Go through the listing and set it down exactly, leaving out its pictures.
--- Begin DATA PROVIDED ---
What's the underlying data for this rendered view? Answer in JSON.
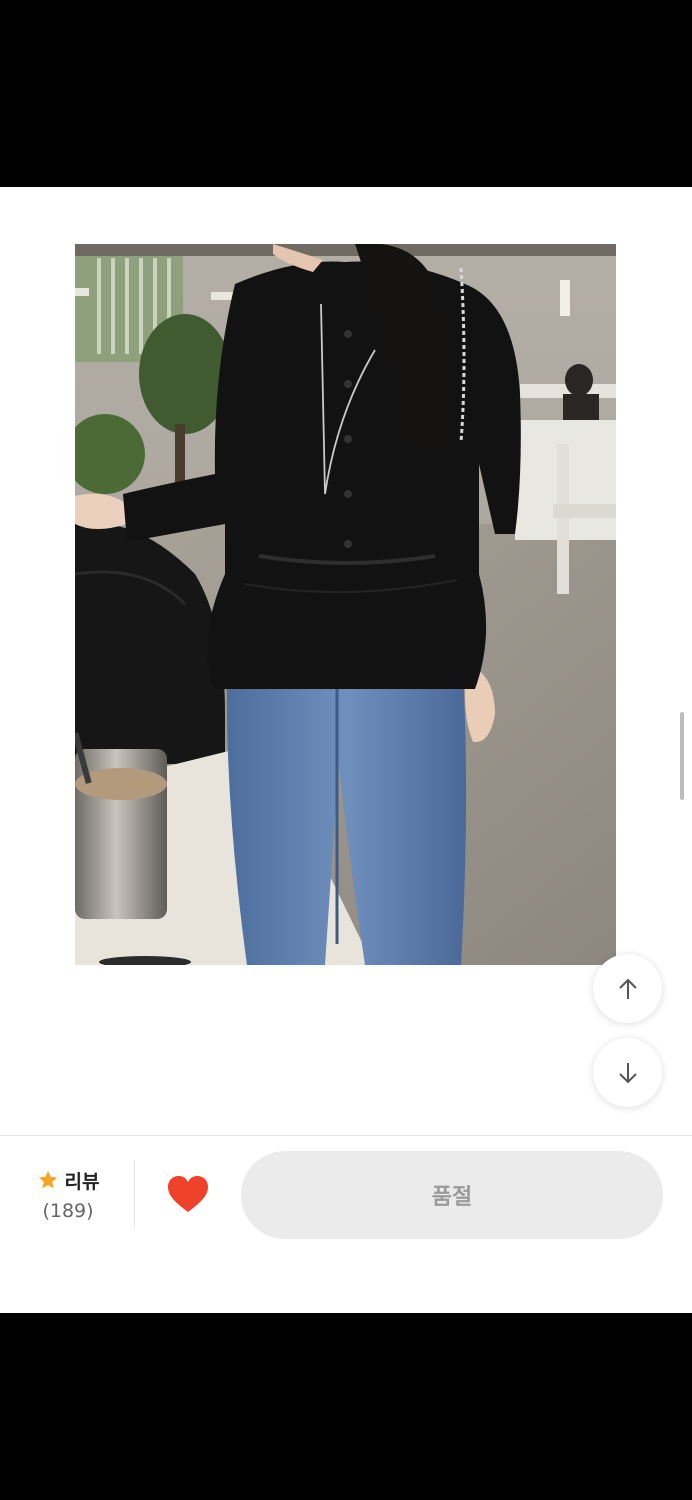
{
  "product_image": {
    "alt_icon": "product-photo"
  },
  "scroll": {
    "up_icon": "arrow-up-icon",
    "down_icon": "arrow-down-icon"
  },
  "bottom_bar": {
    "review_label": "리뷰",
    "review_count": "(189)",
    "star_color": "#f6a623",
    "heart_color": "#f0412b",
    "soldout_label": "품절"
  }
}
--- End DATA PROVIDED ---
= THE SOLUTION =
What's the underlying data for this rendered view? Answer in JSON.
{
  "product_image": {
    "alt_icon": "product-photo"
  },
  "scroll": {
    "up_icon": "arrow-up-icon",
    "down_icon": "arrow-down-icon"
  },
  "bottom_bar": {
    "review_label": "리뷰",
    "review_count": "(189)",
    "star_color": "#f6a623",
    "heart_color": "#f0412b",
    "soldout_label": "품절"
  }
}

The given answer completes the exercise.